[Start of TASK INPUTS]

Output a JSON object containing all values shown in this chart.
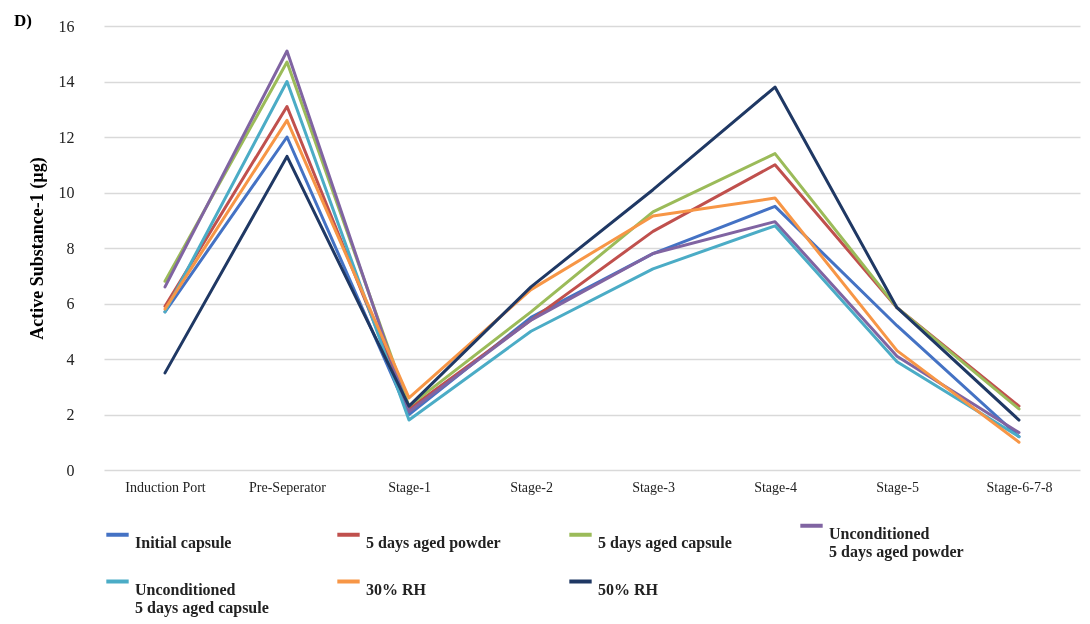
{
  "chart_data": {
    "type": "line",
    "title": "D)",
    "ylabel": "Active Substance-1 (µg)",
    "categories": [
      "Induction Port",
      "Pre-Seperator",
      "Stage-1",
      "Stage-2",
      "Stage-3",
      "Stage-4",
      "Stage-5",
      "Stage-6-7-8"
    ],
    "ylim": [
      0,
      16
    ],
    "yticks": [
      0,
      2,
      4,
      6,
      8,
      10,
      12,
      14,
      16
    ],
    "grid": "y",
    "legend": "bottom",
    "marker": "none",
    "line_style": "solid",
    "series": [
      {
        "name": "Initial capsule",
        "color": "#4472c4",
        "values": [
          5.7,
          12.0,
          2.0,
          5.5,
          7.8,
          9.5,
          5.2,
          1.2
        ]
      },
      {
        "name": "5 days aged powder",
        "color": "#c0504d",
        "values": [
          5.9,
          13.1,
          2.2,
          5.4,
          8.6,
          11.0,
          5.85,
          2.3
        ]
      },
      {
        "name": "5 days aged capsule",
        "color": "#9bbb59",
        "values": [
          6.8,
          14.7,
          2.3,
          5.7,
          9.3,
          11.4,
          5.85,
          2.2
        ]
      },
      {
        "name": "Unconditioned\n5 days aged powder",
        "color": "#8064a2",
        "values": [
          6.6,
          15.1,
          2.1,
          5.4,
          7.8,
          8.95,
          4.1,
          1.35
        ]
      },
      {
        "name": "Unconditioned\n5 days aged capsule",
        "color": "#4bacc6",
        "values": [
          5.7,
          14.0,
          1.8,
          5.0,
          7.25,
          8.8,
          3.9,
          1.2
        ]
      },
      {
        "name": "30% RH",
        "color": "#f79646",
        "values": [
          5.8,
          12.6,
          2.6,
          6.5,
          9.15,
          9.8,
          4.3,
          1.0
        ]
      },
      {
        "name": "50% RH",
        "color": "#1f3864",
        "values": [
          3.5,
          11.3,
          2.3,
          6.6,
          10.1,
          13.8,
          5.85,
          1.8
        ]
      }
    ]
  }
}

[End of TASK INPUTS]

* _EXERCISE GOAL_
Copy every line of the data exactly as written, excluding the pictures.

* _CORRECT RESULT_
Output a JSON object containing all values shown in this chart.
{
  "chart_data": {
    "type": "line",
    "title": "D)",
    "ylabel": "Active Substance-1 (µg)",
    "categories": [
      "Induction Port",
      "Pre-Seperator",
      "Stage-1",
      "Stage-2",
      "Stage-3",
      "Stage-4",
      "Stage-5",
      "Stage-6-7-8"
    ],
    "ylim": [
      0,
      16
    ],
    "yticks": [
      0,
      2,
      4,
      6,
      8,
      10,
      12,
      14,
      16
    ],
    "grid": "y",
    "legend": "bottom",
    "marker": "none",
    "line_style": "solid",
    "series": [
      {
        "name": "Initial capsule",
        "color": "#4472c4",
        "values": [
          5.7,
          12.0,
          2.0,
          5.5,
          7.8,
          9.5,
          5.2,
          1.2
        ]
      },
      {
        "name": "5 days aged powder",
        "color": "#c0504d",
        "values": [
          5.9,
          13.1,
          2.2,
          5.4,
          8.6,
          11.0,
          5.85,
          2.3
        ]
      },
      {
        "name": "5 days aged capsule",
        "color": "#9bbb59",
        "values": [
          6.8,
          14.7,
          2.3,
          5.7,
          9.3,
          11.4,
          5.85,
          2.2
        ]
      },
      {
        "name": "Unconditioned\n5 days aged powder",
        "color": "#8064a2",
        "values": [
          6.6,
          15.1,
          2.1,
          5.4,
          7.8,
          8.95,
          4.1,
          1.35
        ]
      },
      {
        "name": "Unconditioned\n5 days aged capsule",
        "color": "#4bacc6",
        "values": [
          5.7,
          14.0,
          1.8,
          5.0,
          7.25,
          8.8,
          3.9,
          1.2
        ]
      },
      {
        "name": "30% RH",
        "color": "#f79646",
        "values": [
          5.8,
          12.6,
          2.6,
          6.5,
          9.15,
          9.8,
          4.3,
          1.0
        ]
      },
      {
        "name": "50% RH",
        "color": "#1f3864",
        "values": [
          3.5,
          11.3,
          2.3,
          6.6,
          10.1,
          13.8,
          5.85,
          1.8
        ]
      }
    ]
  }
}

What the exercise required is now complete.